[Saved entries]
=-=-=-=-=

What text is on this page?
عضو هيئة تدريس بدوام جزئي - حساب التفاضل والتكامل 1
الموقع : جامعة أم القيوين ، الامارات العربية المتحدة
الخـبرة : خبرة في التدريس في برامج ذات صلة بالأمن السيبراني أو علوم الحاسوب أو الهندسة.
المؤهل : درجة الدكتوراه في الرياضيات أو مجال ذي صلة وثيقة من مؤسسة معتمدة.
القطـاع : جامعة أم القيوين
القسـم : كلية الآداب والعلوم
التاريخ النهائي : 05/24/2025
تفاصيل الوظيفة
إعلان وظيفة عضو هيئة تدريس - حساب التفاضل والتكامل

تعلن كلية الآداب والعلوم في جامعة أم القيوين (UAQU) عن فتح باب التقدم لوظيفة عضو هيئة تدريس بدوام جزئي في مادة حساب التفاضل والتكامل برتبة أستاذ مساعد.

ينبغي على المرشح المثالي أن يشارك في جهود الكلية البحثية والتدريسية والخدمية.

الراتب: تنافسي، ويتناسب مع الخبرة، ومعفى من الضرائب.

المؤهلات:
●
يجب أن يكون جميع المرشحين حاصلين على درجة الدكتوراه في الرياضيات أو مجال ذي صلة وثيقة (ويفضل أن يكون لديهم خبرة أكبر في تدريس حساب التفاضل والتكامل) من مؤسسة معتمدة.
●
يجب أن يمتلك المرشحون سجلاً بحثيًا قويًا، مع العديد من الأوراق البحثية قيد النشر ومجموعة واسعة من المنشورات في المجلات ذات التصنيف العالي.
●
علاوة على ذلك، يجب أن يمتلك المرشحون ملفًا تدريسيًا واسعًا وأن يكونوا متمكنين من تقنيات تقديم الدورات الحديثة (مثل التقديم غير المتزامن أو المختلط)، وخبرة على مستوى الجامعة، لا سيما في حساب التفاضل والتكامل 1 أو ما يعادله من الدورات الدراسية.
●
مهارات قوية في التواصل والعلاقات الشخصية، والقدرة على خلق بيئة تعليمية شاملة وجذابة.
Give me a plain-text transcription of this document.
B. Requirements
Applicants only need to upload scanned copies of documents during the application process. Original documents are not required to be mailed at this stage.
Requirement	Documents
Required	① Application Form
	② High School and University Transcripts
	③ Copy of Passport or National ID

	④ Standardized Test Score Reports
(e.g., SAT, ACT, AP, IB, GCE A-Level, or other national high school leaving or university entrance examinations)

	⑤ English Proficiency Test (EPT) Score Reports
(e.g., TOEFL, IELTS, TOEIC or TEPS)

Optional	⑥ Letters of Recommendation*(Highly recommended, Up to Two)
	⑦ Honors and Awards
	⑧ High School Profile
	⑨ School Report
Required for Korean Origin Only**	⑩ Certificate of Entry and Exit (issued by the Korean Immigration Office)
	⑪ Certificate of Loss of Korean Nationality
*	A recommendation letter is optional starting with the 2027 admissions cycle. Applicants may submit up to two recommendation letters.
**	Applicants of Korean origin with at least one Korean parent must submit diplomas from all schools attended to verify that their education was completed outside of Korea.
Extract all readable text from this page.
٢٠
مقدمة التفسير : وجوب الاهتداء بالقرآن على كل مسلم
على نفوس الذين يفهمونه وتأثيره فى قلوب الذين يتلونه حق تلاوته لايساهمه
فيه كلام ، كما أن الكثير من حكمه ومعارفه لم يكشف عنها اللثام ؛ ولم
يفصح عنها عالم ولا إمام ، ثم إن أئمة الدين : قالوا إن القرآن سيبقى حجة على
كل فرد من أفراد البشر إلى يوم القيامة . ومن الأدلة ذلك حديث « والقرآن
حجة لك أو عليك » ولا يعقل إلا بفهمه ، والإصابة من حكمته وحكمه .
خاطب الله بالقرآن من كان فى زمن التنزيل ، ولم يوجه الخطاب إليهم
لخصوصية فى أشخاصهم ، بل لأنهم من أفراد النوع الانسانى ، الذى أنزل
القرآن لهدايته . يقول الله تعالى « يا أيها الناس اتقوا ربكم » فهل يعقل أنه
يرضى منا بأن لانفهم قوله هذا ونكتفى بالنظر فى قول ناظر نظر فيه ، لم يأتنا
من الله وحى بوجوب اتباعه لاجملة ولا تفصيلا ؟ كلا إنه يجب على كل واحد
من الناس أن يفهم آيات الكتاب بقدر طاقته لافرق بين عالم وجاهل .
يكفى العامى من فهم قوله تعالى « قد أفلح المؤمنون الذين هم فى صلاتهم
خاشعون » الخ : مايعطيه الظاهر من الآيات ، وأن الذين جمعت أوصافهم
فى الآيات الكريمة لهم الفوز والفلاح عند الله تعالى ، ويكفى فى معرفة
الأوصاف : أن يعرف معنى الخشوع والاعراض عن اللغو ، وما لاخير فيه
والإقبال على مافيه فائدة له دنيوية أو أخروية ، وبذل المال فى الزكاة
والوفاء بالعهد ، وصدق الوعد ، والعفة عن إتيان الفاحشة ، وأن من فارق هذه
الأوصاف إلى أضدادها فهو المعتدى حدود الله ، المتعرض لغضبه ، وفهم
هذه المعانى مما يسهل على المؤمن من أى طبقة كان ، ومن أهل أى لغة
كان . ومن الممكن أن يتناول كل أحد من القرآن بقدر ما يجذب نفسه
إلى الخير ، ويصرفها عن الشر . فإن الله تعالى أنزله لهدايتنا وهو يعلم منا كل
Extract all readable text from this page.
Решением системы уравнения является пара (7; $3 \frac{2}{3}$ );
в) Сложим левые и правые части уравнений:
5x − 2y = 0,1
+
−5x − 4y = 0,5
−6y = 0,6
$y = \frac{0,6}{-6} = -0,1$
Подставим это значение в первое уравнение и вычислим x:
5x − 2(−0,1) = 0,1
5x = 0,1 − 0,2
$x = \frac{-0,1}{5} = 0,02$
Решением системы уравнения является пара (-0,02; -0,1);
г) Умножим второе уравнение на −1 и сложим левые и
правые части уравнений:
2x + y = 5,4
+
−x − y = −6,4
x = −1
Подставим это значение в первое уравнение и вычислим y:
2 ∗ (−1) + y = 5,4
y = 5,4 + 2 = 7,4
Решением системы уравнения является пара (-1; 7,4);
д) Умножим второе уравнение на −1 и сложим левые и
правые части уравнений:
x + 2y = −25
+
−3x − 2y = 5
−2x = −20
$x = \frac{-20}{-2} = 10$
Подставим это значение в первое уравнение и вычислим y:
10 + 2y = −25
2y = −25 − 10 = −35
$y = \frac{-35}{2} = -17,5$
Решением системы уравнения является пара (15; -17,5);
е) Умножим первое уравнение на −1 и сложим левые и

=-=-=-=-=

> EXERCISE DIRECTIONS
Give back each line above precisely as it stands.

> SOLVED PROBLEM
What text is on this page?
عضو هيئة تدريس بدوام جزئي - حساب التفاضل والتكامل 1
الموقع : جامعة أم القيوين ، الامارات العربية المتحدة
الخـبرة : خبرة في التدريس في برامج ذات صلة بالأمن السيبراني أو علوم الحاسوب أو الهندسة.
المؤهل : درجة الدكتوراه في الرياضيات أو مجال ذي صلة وثيقة من مؤسسة معتمدة.
القطـاع : جامعة أم القيوين
القسـم : كلية الآداب والعلوم
التاريخ النهائي : 05/24/2025
تفاصيل الوظيفة
إعلان وظيفة عضو هيئة تدريس - حساب التفاضل والتكامل

تعلن كلية الآداب والعلوم في جامعة أم القيوين (UAQU) عن فتح باب التقدم لوظيفة عضو هيئة تدريس بدوام جزئي في مادة حساب التفاضل والتكامل برتبة أستاذ مساعد.

ينبغي على المرشح المثالي أن يشارك في جهود الكلية البحثية والتدريسية والخدمية.

الراتب: تنافسي، ويتناسب مع الخبرة، ومعفى من الضرائب.

المؤهلات:
●
يجب أن يكون جميع المرشحين حاصلين على درجة الدكتوراه في الرياضيات أو مجال ذي صلة وثيقة (ويفضل أن يكون لديهم خبرة أكبر في تدريس حساب التفاضل والتكامل) من مؤسسة معتمدة.
●
يجب أن يمتلك المرشحون سجلاً بحثيًا قويًا، مع العديد من الأوراق البحثية قيد النشر ومجموعة واسعة من المنشورات في المجلات ذات التصنيف العالي.
●
علاوة على ذلك، يجب أن يمتلك المرشحون ملفًا تدريسيًا واسعًا وأن يكونوا متمكنين من تقنيات تقديم الدورات الحديثة (مثل التقديم غير المتزامن أو المختلط)، وخبرة على مستوى الجامعة، لا سيما في حساب التفاضل والتكامل 1 أو ما يعادله من الدورات الدراسية.
●
مهارات قوية في التواصل والعلاقات الشخصية، والقدرة على خلق بيئة تعليمية شاملة وجذابة.
Give me a plain-text transcription of this document.
B. Requirements
Applicants only need to upload scanned copies of documents during the application process. Original documents are not required to be mailed at this stage.
Requirement	Documents
Required	① Application Form
	② High School and University Transcripts
	③ Copy of Passport or National ID

	④ Standardized Test Score Reports
(e.g., SAT, ACT, AP, IB, GCE A-Level, or other national high school leaving or university entrance examinations)

	⑤ English Proficiency Test (EPT) Score Reports
(e.g., TOEFL, IELTS, TOEIC or TEPS)

Optional	⑥ Letters of Recommendation*(Highly recommended, Up to Two)
	⑦ Honors and Awards
	⑧ High School Profile
	⑨ School Report
Required for Korean Origin Only**	⑩ Certificate of Entry and Exit (issued by the Korean Immigration Office)
	⑪ Certificate of Loss of Korean Nationality
*	A recommendation letter is optional starting with the 2027 admissions cycle. Applicants may submit up to two recommendation letters.
**	Applicants of Korean origin with at least one Korean parent must submit diplomas from all schools attended to verify that their education was completed outside of Korea.
Extract all readable text from this page.
٢٠
مقدمة التفسير : وجوب الاهتداء بالقرآن على كل مسلم
على نفوس الذين يفهمونه وتأثيره فى قلوب الذين يتلونه حق تلاوته لايساهمه
فيه كلام ، كما أن الكثير من حكمه ومعارفه لم يكشف عنها اللثام ؛ ولم
يفصح عنها عالم ولا إمام ، ثم إن أئمة الدين : قالوا إن القرآن سيبقى حجة على
كل فرد من أفراد البشر إلى يوم القيامة . ومن الأدلة ذلك حديث « والقرآن
حجة لك أو عليك » ولا يعقل إلا بفهمه ، والإصابة من حكمته وحكمه .
خاطب الله بالقرآن من كان فى زمن التنزيل ، ولم يوجه الخطاب إليهم
لخصوصية فى أشخاصهم ، بل لأنهم من أفراد النوع الانسانى ، الذى أنزل
القرآن لهدايته . يقول الله تعالى « يا أيها الناس اتقوا ربكم » فهل يعقل أنه
يرضى منا بأن لانفهم قوله هذا ونكتفى بالنظر فى قول ناظر نظر فيه ، لم يأتنا
من الله وحى بوجوب اتباعه لاجملة ولا تفصيلا ؟ كلا إنه يجب على كل واحد
من الناس أن يفهم آيات الكتاب بقدر طاقته لافرق بين عالم وجاهل .
يكفى العامى من فهم قوله تعالى « قد أفلح المؤمنون الذين هم فى صلاتهم
خاشعون » الخ : مايعطيه الظاهر من الآيات ، وأن الذين جمعت أوصافهم
فى الآيات الكريمة لهم الفوز والفلاح عند الله تعالى ، ويكفى فى معرفة
الأوصاف : أن يعرف معنى الخشوع والاعراض عن اللغو ، وما لاخير فيه
والإقبال على مافيه فائدة له دنيوية أو أخروية ، وبذل المال فى الزكاة
والوفاء بالعهد ، وصدق الوعد ، والعفة عن إتيان الفاحشة ، وأن من فارق هذه
الأوصاف إلى أضدادها فهو المعتدى حدود الله ، المتعرض لغضبه ، وفهم
هذه المعانى مما يسهل على المؤمن من أى طبقة كان ، ومن أهل أى لغة
كان . ومن الممكن أن يتناول كل أحد من القرآن بقدر ما يجذب نفسه
إلى الخير ، ويصرفها عن الشر . فإن الله تعالى أنزله لهدايتنا وهو يعلم منا كل
Extract all readable text from this page.
Решением системы уравнения является пара (7; $3 \frac{2}{3}$ );
в) Сложим левые и правые части уравнений:
5x − 2y = 0,1
+
−5x − 4y = 0,5
−6y = 0,6
$y = \frac{0,6}{-6} = -0,1$
Подставим это значение в первое уравнение и вычислим x:
5x − 2(−0,1) = 0,1
5x = 0,1 − 0,2
$x = \frac{-0,1}{5} = 0,02$
Решением системы уравнения является пара (-0,02; -0,1);
г) Умножим второе уравнение на −1 и сложим левые и
правые части уравнений:
2x + y = 5,4
+
−x − y = −6,4
x = −1
Подставим это значение в первое уравнение и вычислим y:
2 ∗ (−1) + y = 5,4
y = 5,4 + 2 = 7,4
Решением системы уравнения является пара (-1; 7,4);
д) Умножим второе уравнение на −1 и сложим левые и
правые части уравнений:
x + 2y = −25
+
−3x − 2y = 5
−2x = −20
$x = \frac{-20}{-2} = 10$
Подставим это значение в первое уравнение и вычислим y:
10 + 2y = −25
2y = −25 − 10 = −35
$y = \frac{-35}{2} = -17,5$
Решением системы уравнения является пара (15; -17,5);
е) Умножим первое уравнение на −1 и сложим левые и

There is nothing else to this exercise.